What the exercise asks —
Can you transcribe the data exactly? Leave the pictures out.

++++++++

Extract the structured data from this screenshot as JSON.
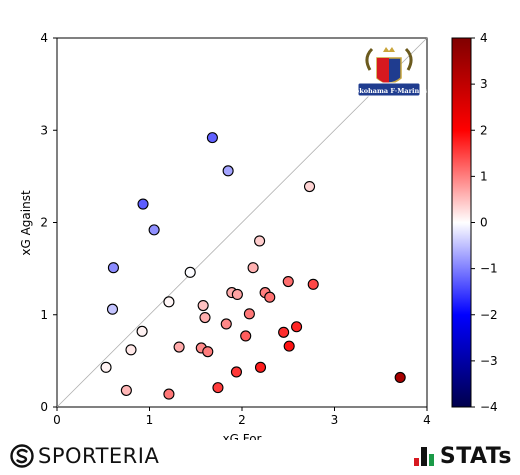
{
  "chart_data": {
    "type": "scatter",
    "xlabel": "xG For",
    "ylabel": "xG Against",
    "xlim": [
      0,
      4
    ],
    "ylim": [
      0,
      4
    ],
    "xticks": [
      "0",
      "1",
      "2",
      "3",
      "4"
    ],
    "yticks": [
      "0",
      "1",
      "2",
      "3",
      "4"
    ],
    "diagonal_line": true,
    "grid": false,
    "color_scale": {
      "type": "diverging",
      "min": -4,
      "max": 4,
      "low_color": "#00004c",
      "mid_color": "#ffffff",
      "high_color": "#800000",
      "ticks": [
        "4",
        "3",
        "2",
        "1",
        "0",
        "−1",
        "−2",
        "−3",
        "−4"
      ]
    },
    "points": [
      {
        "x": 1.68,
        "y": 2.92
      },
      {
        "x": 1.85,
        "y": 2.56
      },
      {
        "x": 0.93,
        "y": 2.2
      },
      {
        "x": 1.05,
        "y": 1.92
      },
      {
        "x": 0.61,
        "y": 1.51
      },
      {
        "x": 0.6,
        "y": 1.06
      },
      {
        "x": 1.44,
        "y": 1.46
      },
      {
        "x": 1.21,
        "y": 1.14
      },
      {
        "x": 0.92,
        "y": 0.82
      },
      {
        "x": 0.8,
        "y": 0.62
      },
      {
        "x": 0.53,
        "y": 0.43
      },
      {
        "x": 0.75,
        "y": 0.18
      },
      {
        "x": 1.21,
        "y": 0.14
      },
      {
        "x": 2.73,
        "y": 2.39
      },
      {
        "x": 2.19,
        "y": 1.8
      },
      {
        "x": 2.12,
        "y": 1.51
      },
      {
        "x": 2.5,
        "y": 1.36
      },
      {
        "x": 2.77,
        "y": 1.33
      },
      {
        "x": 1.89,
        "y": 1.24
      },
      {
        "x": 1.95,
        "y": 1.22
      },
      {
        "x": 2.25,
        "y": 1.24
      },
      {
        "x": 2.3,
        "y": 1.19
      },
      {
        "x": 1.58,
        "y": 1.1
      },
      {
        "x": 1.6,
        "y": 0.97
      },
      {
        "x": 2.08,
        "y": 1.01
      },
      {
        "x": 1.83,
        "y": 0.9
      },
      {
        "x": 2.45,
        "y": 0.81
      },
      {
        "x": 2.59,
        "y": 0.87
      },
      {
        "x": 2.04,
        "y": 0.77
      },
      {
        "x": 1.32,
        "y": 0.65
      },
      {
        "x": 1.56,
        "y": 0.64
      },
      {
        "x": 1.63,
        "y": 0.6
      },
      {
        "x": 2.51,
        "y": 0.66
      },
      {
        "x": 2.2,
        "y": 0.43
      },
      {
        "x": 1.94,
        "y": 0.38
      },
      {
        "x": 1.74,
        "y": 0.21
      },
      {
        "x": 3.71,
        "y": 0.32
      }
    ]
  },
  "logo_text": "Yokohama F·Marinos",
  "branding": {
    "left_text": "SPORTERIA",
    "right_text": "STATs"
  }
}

++++++++

Solved exercise —
Extract the structured data from this screenshot as JSON.
{
  "chart_data": {
    "type": "scatter",
    "xlabel": "xG For",
    "ylabel": "xG Against",
    "xlim": [
      0,
      4
    ],
    "ylim": [
      0,
      4
    ],
    "xticks": [
      "0",
      "1",
      "2",
      "3",
      "4"
    ],
    "yticks": [
      "0",
      "1",
      "2",
      "3",
      "4"
    ],
    "diagonal_line": true,
    "grid": false,
    "color_scale": {
      "type": "diverging",
      "min": -4,
      "max": 4,
      "low_color": "#00004c",
      "mid_color": "#ffffff",
      "high_color": "#800000",
      "ticks": [
        "4",
        "3",
        "2",
        "1",
        "0",
        "−1",
        "−2",
        "−3",
        "−4"
      ]
    },
    "points": [
      {
        "x": 1.68,
        "y": 2.92
      },
      {
        "x": 1.85,
        "y": 2.56
      },
      {
        "x": 0.93,
        "y": 2.2
      },
      {
        "x": 1.05,
        "y": 1.92
      },
      {
        "x": 0.61,
        "y": 1.51
      },
      {
        "x": 0.6,
        "y": 1.06
      },
      {
        "x": 1.44,
        "y": 1.46
      },
      {
        "x": 1.21,
        "y": 1.14
      },
      {
        "x": 0.92,
        "y": 0.82
      },
      {
        "x": 0.8,
        "y": 0.62
      },
      {
        "x": 0.53,
        "y": 0.43
      },
      {
        "x": 0.75,
        "y": 0.18
      },
      {
        "x": 1.21,
        "y": 0.14
      },
      {
        "x": 2.73,
        "y": 2.39
      },
      {
        "x": 2.19,
        "y": 1.8
      },
      {
        "x": 2.12,
        "y": 1.51
      },
      {
        "x": 2.5,
        "y": 1.36
      },
      {
        "x": 2.77,
        "y": 1.33
      },
      {
        "x": 1.89,
        "y": 1.24
      },
      {
        "x": 1.95,
        "y": 1.22
      },
      {
        "x": 2.25,
        "y": 1.24
      },
      {
        "x": 2.3,
        "y": 1.19
      },
      {
        "x": 1.58,
        "y": 1.1
      },
      {
        "x": 1.6,
        "y": 0.97
      },
      {
        "x": 2.08,
        "y": 1.01
      },
      {
        "x": 1.83,
        "y": 0.9
      },
      {
        "x": 2.45,
        "y": 0.81
      },
      {
        "x": 2.59,
        "y": 0.87
      },
      {
        "x": 2.04,
        "y": 0.77
      },
      {
        "x": 1.32,
        "y": 0.65
      },
      {
        "x": 1.56,
        "y": 0.64
      },
      {
        "x": 1.63,
        "y": 0.6
      },
      {
        "x": 2.51,
        "y": 0.66
      },
      {
        "x": 2.2,
        "y": 0.43
      },
      {
        "x": 1.94,
        "y": 0.38
      },
      {
        "x": 1.74,
        "y": 0.21
      },
      {
        "x": 3.71,
        "y": 0.32
      }
    ]
  },
  "logo_text": "Yokohama F·Marinos",
  "branding": {
    "left_text": "SPORTERIA",
    "right_text": "STATs"
  }
}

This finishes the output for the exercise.